* Request
Find and copy every line in the records that includes the string "screenshot".

* Input records
┄┄┄┄┄┄┄┄┄┄┄┄┄┄┄┄┄┄┄┄

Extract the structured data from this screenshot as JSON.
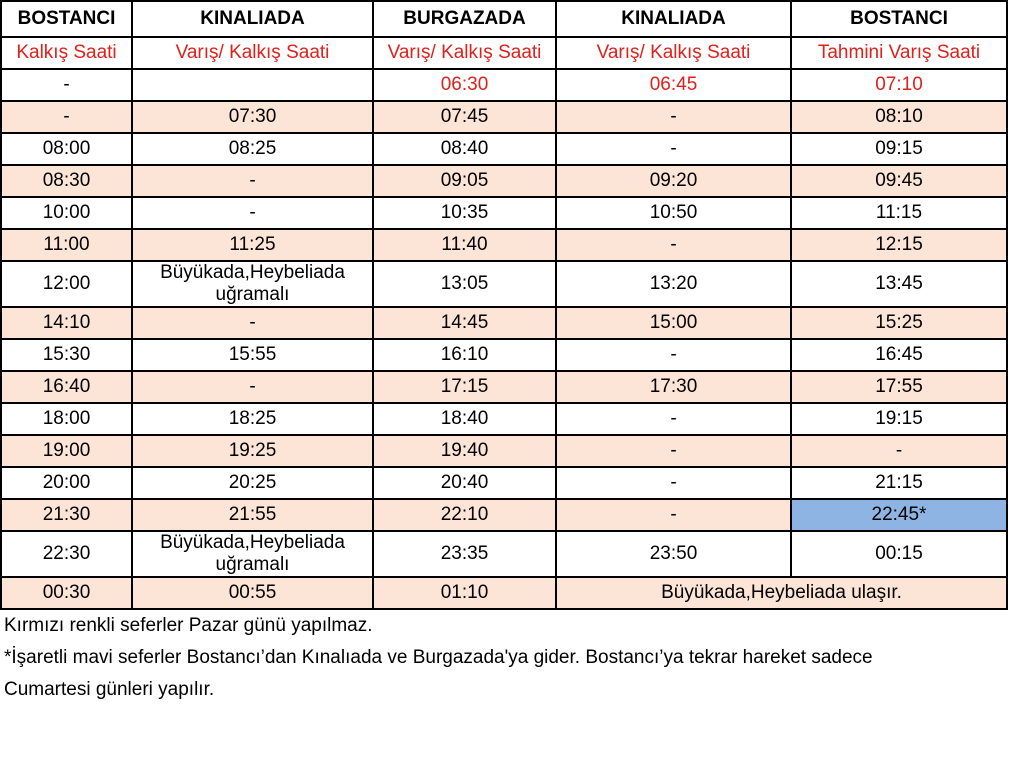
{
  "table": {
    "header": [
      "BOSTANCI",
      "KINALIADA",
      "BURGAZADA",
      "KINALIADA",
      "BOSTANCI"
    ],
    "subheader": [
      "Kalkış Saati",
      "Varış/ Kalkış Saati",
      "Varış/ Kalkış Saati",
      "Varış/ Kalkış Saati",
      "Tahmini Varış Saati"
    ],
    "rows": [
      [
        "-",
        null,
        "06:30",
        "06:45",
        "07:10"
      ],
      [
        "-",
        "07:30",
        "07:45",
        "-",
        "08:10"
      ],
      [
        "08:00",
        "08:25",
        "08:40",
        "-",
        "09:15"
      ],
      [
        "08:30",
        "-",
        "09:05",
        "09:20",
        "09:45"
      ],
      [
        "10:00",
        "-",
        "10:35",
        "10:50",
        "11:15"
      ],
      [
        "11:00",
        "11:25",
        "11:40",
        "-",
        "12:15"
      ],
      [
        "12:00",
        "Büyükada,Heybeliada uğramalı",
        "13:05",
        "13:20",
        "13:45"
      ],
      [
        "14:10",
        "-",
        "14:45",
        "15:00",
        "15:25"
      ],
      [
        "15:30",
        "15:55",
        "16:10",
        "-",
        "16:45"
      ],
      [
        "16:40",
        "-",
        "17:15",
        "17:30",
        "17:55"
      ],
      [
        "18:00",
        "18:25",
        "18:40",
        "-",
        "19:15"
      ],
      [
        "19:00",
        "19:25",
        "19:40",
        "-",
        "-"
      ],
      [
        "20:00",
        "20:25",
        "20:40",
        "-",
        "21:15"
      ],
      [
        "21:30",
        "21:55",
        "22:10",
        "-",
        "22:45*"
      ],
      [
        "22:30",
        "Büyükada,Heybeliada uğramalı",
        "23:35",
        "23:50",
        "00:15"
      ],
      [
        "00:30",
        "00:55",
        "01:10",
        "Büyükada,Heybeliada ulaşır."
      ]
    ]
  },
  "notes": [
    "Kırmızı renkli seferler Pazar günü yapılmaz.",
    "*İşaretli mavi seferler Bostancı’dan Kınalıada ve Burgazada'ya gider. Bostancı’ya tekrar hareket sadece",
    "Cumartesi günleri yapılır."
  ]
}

┄┄┄┄┄┄┄┄┄┄┄┄┄┄┄┄┄┄┄┄

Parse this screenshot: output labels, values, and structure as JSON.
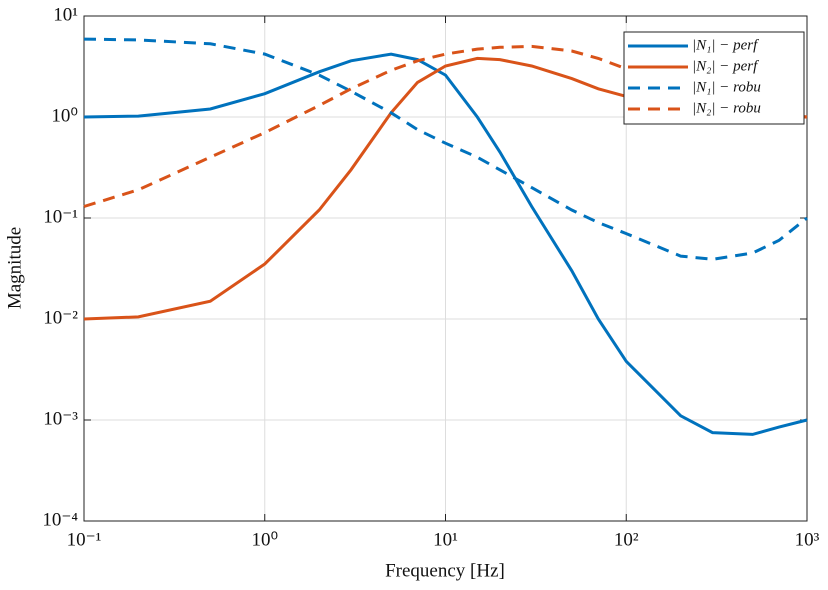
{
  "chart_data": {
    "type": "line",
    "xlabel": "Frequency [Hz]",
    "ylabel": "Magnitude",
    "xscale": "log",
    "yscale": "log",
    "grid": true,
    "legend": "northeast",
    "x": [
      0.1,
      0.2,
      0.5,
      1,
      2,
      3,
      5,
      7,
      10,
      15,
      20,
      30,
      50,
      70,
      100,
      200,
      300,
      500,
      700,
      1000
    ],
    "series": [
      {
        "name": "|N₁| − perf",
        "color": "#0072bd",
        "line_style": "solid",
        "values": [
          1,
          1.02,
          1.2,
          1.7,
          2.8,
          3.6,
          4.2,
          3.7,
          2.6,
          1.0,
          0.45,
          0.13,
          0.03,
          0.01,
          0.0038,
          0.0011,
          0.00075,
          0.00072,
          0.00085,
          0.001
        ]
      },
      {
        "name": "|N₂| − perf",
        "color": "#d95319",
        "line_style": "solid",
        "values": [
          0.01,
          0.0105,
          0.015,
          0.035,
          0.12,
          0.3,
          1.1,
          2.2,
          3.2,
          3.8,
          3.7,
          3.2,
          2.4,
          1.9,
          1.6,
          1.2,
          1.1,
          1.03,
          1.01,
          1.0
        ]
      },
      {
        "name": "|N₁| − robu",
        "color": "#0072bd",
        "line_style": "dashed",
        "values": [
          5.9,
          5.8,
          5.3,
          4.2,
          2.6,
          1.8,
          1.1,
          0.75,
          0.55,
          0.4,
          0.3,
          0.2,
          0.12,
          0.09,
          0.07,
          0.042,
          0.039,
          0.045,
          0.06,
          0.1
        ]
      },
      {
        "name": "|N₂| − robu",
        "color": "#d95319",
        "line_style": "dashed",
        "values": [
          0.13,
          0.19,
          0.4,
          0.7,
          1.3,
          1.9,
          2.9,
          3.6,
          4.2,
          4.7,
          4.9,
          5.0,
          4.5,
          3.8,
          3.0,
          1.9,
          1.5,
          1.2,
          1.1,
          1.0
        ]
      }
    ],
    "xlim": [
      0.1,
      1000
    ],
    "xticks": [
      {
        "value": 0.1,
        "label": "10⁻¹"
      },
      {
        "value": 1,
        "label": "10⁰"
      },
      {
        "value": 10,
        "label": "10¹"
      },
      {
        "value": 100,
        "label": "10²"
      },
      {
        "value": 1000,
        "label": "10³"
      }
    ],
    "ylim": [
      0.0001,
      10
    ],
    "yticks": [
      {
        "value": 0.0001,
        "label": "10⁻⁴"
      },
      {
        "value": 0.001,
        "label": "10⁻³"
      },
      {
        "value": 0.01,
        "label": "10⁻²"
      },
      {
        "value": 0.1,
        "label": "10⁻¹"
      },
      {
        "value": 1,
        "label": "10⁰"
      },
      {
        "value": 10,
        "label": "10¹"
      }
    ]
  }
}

┄┄┄┄┄┄┄┄┄┄┄┄┄┄┄┄┄┄┄┄

* Solution to this task
Extract the structured data from this screenshot as JSON.
Parse this screenshot: output labels, values, and structure as JSON.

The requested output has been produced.